### Written request
Replace "y-tick-label" with "y-axis-tick" in the records from the start down through the line containing "x-tick-label: 1988 [84,379,124,419]", leaving everything else as it is. Give back only those lines.

[Spatial annotation entries]
## BEGIN

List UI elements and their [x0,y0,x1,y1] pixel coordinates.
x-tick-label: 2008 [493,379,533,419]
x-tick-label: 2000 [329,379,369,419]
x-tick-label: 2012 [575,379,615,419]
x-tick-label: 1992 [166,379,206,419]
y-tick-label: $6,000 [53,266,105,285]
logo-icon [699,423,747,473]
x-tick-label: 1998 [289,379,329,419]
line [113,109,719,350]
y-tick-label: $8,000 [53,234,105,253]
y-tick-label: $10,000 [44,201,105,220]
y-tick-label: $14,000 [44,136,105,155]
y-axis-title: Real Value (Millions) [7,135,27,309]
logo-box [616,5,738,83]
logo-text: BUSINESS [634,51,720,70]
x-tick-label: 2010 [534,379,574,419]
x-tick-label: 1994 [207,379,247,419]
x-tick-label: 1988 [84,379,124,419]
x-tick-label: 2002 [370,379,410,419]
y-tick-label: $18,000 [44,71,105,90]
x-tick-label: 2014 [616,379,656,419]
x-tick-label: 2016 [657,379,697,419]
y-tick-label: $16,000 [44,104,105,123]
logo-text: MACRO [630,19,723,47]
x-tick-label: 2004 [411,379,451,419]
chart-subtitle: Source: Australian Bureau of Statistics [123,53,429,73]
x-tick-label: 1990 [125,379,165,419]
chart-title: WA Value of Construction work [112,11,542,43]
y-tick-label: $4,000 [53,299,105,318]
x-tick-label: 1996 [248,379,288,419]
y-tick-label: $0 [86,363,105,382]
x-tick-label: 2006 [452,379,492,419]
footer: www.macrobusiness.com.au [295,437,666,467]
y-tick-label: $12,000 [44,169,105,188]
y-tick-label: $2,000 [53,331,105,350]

## END

### Solution for this exercise
List UI elements and their [x0,y0,x1,y1] pixel coordinates.
x-tick-label: 2008 [493,379,533,419]
x-tick-label: 2000 [329,379,369,419]
x-tick-label: 2012 [575,379,615,419]
x-tick-label: 1992 [166,379,206,419]
y-axis-tick: $6,000 [53,266,105,285]
logo-icon [699,423,747,473]
x-tick-label: 1998 [289,379,329,419]
line [113,109,719,350]
y-axis-tick: $8,000 [53,234,105,253]
y-axis-tick: $10,000 [44,201,105,220]
y-axis-tick: $14,000 [44,136,105,155]
y-axis-title: Real Value (Millions) [7,135,27,309]
logo-box [616,5,738,83]
logo-text: BUSINESS [634,51,720,70]
x-tick-label: 2010 [534,379,574,419]
x-tick-label: 1994 [207,379,247,419]
x-tick-label: 1988 [84,379,124,419]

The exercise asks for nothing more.